(Saved entries)
## START
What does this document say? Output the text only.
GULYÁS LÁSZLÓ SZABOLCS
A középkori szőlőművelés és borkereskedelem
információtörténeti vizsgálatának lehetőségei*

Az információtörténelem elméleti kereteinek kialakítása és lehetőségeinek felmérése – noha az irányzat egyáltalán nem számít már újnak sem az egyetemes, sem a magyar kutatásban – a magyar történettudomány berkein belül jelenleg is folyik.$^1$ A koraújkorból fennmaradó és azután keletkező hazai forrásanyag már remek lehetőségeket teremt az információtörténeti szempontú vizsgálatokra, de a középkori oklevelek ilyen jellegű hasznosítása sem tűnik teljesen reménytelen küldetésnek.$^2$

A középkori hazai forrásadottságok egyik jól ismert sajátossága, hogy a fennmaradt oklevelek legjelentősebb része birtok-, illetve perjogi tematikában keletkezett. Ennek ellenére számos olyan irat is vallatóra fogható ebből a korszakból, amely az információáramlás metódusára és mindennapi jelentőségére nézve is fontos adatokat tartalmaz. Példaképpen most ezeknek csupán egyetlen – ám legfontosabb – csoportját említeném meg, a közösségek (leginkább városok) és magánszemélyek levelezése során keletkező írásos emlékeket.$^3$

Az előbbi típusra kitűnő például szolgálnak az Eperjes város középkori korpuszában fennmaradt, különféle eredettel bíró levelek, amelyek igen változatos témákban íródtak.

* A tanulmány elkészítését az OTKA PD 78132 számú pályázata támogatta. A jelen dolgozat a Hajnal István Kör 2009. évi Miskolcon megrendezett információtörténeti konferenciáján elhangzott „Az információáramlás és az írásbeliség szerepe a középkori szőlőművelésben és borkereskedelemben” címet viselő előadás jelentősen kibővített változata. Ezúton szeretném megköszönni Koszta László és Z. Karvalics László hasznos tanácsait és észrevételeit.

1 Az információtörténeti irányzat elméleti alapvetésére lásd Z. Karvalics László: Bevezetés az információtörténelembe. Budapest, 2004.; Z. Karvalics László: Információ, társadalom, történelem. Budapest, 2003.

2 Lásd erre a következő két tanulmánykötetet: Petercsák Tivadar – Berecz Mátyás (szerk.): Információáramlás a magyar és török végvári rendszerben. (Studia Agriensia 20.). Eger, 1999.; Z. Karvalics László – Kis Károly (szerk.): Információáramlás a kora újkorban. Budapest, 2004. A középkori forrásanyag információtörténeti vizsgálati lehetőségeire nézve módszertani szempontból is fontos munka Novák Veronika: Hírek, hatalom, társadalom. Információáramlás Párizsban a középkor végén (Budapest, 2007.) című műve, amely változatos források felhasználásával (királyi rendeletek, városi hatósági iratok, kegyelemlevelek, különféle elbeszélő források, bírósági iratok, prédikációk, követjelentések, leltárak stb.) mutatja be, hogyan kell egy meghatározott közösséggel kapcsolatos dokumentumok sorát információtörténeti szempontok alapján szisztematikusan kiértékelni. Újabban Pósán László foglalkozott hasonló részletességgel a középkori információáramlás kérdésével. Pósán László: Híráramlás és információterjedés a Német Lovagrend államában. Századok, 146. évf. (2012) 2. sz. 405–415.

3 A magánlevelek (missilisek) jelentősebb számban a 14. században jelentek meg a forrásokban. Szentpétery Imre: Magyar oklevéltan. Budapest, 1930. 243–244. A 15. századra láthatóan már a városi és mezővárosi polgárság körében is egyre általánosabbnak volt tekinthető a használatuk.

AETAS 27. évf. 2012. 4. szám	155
## END
▸ **JOB**: Write down the full listing again, exactly.

▸ **RESULT**:
What does this document say? Output the text only.
GULYÁS LÁSZLÓ SZABOLCS
A középkori szőlőművelés és borkereskedelem
információtörténeti vizsgálatának lehetőségei*

Az információtörténelem elméleti kereteinek kialakítása és lehetőségeinek felmérése – noha az irányzat egyáltalán nem számít már újnak sem az egyetemes, sem a magyar kutatásban – a magyar történettudomány berkein belül jelenleg is folyik.$^1$ A koraújkorból fennmaradó és azután keletkező hazai forrásanyag már remek lehetőségeket teremt az információtörténeti szempontú vizsgálatokra, de a középkori oklevelek ilyen jellegű hasznosítása sem tűnik teljesen reménytelen küldetésnek.$^2$

A középkori hazai forrásadottságok egyik jól ismert sajátossága, hogy a fennmaradt oklevelek legjelentősebb része birtok-, illetve perjogi tematikában keletkezett. Ennek ellenére számos olyan irat is vallatóra fogható ebből a korszakból, amely az információáramlás metódusára és mindennapi jelentőségére nézve is fontos adatokat tartalmaz. Példaképpen most ezeknek csupán egyetlen – ám legfontosabb – csoportját említeném meg, a közösségek (leginkább városok) és magánszemélyek levelezése során keletkező írásos emlékeket.$^3$

Az előbbi típusra kitűnő például szolgálnak az Eperjes város középkori korpuszában fennmaradt, különféle eredettel bíró levelek, amelyek igen változatos témákban íródtak.

* A tanulmány elkészítését az OTKA PD 78132 számú pályázata támogatta. A jelen dolgozat a Hajnal István Kör 2009. évi Miskolcon megrendezett információtörténeti konferenciáján elhangzott „Az információáramlás és az írásbeliség szerepe a középkori szőlőművelésben és borkereskedelemben” címet viselő előadás jelentősen kibővített változata. Ezúton szeretném megköszönni Koszta László és Z. Karvalics László hasznos tanácsait és észrevételeit.

1 Az információtörténeti irányzat elméleti alapvetésére lásd Z. Karvalics László: Bevezetés az információtörténelembe. Budapest, 2004.; Z. Karvalics László: Információ, társadalom, történelem. Budapest, 2003.

2 Lásd erre a következő két tanulmánykötetet: Petercsák Tivadar – Berecz Mátyás (szerk.): Információáramlás a magyar és török végvári rendszerben. (Studia Agriensia 20.). Eger, 1999.; Z. Karvalics László – Kis Károly (szerk.): Információáramlás a kora újkorban. Budapest, 2004. A középkori forrásanyag információtörténeti vizsgálati lehetőségeire nézve módszertani szempontból is fontos munka Novák Veronika: Hírek, hatalom, társadalom. Információáramlás Párizsban a középkor végén (Budapest, 2007.) című műve, amely változatos források felhasználásával (királyi rendeletek, városi hatósági iratok, kegyelemlevelek, különféle elbeszélő források, bírósági iratok, prédikációk, követjelentések, leltárak stb.) mutatja be, hogyan kell egy meghatározott közösséggel kapcsolatos dokumentumok sorát információtörténeti szempontok alapján szisztematikusan kiértékelni. Újabban Pósán László foglalkozott hasonló részletességgel a középkori információáramlás kérdésével. Pósán László: Híráramlás és információterjedés a Német Lovagrend államában. Századok, 146. évf. (2012) 2. sz. 405–415.

3 A magánlevelek (missilisek) jelentősebb számban a 14. században jelentek meg a forrásokban. Szentpétery Imre: Magyar oklevéltan. Budapest, 1930. 243–244. A 15. századra láthatóan már a városi és mezővárosi polgárság körében is egyre általánosabbnak volt tekinthető a használatuk.

AETAS 27. évf. 2012. 4. szám	155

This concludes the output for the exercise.